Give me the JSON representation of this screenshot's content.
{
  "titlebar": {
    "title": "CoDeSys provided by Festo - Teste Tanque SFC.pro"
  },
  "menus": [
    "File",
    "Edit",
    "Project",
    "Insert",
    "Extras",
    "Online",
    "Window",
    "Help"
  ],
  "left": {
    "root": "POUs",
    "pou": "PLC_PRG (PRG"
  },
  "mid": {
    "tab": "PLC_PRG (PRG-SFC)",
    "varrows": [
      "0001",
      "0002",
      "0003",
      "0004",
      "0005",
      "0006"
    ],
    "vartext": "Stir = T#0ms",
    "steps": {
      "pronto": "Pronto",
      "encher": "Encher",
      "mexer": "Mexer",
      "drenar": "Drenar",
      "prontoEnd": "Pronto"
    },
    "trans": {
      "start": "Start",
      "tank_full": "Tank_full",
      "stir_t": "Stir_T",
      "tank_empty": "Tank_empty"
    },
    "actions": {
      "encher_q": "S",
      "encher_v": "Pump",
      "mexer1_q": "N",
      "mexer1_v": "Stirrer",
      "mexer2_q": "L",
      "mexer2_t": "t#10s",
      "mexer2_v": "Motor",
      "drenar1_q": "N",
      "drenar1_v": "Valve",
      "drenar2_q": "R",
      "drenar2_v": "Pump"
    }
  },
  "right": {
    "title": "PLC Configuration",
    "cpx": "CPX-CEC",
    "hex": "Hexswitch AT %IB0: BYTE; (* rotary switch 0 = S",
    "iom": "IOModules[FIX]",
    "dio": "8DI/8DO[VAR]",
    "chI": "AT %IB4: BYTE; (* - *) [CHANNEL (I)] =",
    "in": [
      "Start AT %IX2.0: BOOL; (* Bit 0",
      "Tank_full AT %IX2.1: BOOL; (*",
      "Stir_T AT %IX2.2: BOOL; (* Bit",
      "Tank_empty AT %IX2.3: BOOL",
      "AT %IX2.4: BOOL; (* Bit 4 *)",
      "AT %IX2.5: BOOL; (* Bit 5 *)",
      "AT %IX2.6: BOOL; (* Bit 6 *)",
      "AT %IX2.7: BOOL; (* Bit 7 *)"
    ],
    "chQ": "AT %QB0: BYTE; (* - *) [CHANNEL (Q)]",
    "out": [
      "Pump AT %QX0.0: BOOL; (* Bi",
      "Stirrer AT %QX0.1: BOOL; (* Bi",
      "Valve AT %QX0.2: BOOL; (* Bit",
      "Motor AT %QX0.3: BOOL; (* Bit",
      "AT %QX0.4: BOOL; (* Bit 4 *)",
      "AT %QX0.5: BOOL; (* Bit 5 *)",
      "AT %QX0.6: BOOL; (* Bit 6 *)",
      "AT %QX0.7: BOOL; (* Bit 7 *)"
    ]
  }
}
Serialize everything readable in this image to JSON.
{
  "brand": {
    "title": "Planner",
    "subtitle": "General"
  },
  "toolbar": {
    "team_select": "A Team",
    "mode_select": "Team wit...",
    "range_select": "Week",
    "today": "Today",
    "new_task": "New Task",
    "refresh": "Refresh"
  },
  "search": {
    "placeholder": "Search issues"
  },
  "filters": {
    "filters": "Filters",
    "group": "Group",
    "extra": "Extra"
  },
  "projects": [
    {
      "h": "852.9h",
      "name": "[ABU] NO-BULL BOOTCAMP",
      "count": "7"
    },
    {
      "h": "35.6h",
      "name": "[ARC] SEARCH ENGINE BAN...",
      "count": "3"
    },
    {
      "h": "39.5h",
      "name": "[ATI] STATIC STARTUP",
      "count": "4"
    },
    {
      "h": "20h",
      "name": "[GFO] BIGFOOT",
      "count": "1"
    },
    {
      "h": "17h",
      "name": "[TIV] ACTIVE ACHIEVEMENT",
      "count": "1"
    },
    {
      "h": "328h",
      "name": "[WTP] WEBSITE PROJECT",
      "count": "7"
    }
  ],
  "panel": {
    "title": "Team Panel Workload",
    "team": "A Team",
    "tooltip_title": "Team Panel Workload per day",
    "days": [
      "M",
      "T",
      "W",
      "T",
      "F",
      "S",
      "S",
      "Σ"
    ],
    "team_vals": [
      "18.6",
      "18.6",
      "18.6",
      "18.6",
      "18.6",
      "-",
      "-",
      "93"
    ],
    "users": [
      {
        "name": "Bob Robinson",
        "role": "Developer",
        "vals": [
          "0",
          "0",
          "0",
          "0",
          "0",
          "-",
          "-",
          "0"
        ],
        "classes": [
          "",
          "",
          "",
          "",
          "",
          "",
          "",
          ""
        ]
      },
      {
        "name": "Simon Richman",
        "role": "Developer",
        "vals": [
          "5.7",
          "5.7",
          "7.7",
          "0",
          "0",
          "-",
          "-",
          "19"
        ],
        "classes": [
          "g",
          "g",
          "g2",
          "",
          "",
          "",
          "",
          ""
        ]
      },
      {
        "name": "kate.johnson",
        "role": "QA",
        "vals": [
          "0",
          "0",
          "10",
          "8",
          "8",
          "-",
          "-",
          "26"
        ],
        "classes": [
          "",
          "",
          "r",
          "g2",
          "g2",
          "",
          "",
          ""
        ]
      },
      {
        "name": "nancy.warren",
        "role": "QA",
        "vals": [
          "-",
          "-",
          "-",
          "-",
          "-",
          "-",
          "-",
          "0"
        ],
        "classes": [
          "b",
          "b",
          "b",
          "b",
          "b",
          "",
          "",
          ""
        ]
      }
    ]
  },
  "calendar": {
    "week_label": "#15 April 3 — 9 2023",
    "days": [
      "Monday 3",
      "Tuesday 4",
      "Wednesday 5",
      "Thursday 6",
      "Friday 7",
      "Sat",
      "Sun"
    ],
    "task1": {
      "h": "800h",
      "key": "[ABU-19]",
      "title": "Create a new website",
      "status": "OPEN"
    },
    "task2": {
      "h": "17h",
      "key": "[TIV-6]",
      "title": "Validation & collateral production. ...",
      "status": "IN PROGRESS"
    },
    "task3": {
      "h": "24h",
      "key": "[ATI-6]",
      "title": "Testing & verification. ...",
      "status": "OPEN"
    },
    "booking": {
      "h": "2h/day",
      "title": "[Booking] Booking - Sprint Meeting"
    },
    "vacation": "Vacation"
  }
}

---

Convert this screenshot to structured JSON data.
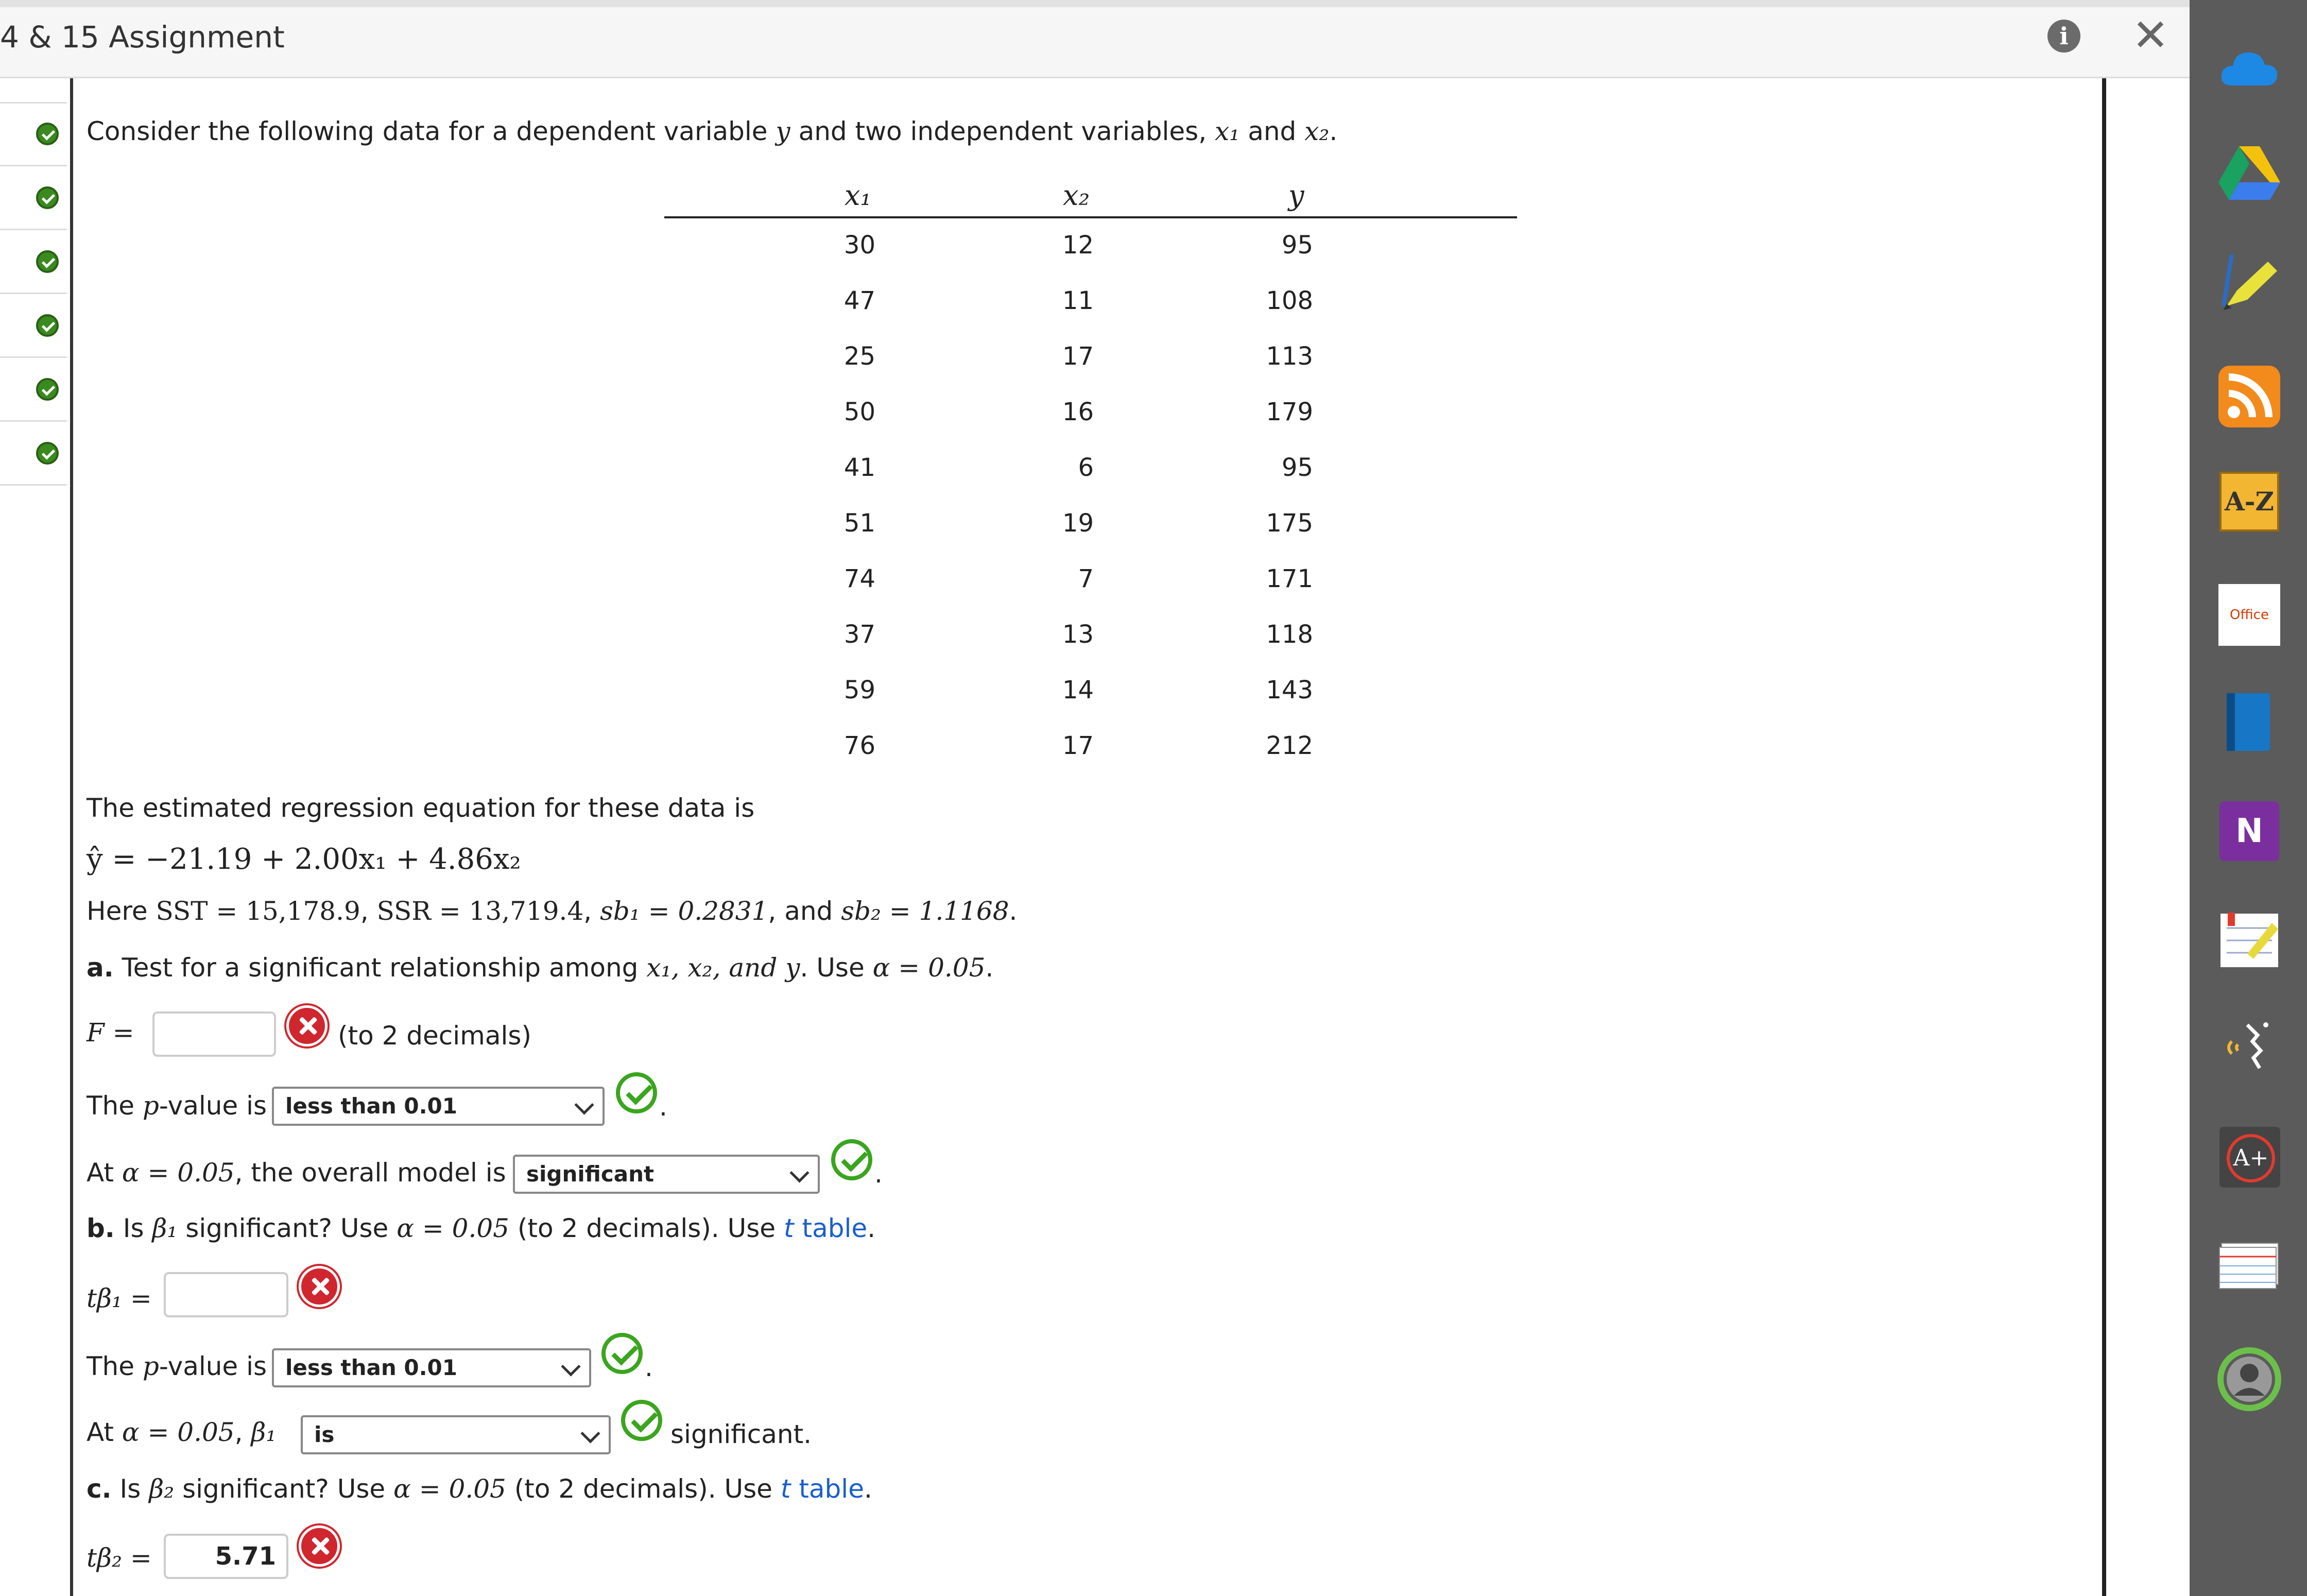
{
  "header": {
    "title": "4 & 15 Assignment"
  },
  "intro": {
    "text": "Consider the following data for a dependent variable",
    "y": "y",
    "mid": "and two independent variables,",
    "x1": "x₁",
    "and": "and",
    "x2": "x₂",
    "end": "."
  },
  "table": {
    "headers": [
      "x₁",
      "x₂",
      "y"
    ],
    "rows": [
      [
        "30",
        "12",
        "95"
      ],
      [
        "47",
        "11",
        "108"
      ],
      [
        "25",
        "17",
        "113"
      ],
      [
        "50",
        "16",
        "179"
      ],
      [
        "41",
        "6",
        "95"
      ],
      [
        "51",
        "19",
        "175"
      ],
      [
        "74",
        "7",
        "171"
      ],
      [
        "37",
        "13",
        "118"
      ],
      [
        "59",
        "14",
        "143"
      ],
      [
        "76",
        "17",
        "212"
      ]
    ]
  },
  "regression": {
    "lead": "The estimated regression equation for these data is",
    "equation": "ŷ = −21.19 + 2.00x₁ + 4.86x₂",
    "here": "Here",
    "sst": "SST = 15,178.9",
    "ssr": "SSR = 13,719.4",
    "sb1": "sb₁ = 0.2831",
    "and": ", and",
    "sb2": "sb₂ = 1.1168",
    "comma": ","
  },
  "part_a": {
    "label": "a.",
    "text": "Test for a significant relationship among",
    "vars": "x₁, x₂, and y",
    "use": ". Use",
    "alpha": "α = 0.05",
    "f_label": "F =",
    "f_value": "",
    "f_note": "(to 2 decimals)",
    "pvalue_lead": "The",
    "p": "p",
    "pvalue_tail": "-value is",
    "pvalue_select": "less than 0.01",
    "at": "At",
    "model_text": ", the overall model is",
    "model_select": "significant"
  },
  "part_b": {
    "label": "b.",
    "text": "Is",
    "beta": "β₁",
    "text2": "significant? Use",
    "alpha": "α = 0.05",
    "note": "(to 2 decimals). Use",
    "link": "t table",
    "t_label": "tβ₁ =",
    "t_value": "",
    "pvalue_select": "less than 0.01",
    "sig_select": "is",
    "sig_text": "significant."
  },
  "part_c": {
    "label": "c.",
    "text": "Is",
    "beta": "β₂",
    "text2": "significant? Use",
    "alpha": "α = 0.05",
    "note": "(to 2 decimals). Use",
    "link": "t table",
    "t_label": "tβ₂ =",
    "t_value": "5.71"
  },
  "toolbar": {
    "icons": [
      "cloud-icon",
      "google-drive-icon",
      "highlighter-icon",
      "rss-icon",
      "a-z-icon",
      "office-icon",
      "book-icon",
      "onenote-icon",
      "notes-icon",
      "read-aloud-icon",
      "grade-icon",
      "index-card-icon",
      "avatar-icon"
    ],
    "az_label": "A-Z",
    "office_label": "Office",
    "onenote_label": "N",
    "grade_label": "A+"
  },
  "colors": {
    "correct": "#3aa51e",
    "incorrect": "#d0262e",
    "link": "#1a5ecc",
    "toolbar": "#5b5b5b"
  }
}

* * *

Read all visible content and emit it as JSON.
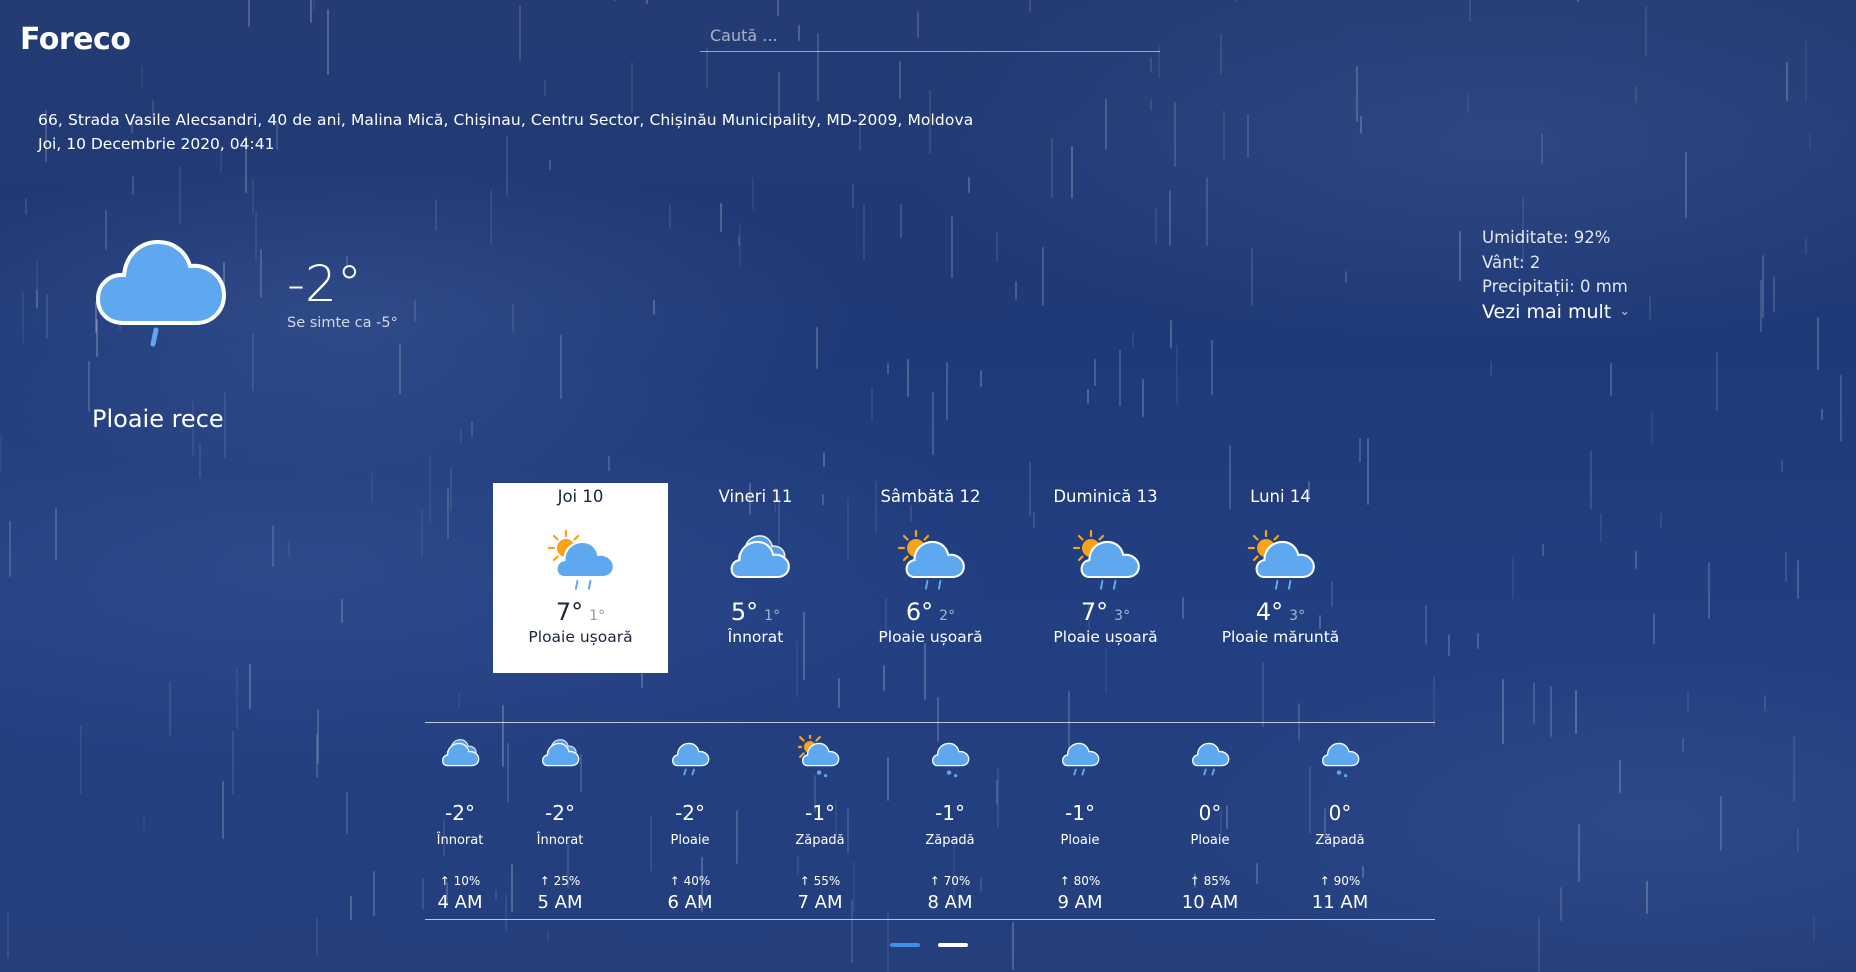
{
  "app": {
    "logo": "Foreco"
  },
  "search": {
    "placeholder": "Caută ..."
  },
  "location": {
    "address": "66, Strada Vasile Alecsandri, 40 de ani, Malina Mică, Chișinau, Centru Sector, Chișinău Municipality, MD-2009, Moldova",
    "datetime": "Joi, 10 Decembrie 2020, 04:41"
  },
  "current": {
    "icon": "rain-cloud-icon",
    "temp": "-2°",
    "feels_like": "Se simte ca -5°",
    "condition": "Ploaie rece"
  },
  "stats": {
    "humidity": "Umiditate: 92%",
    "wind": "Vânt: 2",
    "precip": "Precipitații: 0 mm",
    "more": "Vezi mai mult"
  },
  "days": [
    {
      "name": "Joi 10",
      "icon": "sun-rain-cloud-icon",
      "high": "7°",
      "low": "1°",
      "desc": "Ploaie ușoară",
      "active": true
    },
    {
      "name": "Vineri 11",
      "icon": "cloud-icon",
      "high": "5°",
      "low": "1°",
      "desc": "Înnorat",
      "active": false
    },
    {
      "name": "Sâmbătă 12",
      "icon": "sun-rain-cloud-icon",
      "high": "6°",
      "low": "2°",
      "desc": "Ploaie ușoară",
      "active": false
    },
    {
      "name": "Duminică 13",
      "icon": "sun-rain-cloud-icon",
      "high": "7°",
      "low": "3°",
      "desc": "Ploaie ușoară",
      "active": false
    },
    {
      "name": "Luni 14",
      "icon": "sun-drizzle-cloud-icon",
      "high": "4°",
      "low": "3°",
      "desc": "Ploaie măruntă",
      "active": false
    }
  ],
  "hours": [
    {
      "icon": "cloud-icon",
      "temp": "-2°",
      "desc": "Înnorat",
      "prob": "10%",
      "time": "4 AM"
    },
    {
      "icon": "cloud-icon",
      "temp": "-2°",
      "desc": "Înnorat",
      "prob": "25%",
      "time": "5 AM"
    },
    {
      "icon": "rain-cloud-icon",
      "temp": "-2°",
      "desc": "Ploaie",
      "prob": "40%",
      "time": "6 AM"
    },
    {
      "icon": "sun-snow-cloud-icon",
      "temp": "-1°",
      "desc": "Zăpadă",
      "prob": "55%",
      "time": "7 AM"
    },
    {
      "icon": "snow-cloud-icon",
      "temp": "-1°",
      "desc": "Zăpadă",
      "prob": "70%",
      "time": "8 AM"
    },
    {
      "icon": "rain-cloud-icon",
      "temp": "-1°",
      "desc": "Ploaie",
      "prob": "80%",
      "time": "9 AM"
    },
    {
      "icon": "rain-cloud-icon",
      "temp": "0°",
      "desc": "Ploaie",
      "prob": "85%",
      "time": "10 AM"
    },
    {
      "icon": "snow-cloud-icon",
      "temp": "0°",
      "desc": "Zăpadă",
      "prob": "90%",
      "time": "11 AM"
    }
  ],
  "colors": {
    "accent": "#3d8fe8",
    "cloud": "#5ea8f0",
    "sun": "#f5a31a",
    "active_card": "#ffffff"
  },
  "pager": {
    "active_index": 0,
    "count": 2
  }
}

Work required: Return, from the data, each line that has the word "Motor" in it.

Result of this exercise:
      "mexer2_v": "Motor",
      "Motor AT %QX0.3: BOOL; (* Bit",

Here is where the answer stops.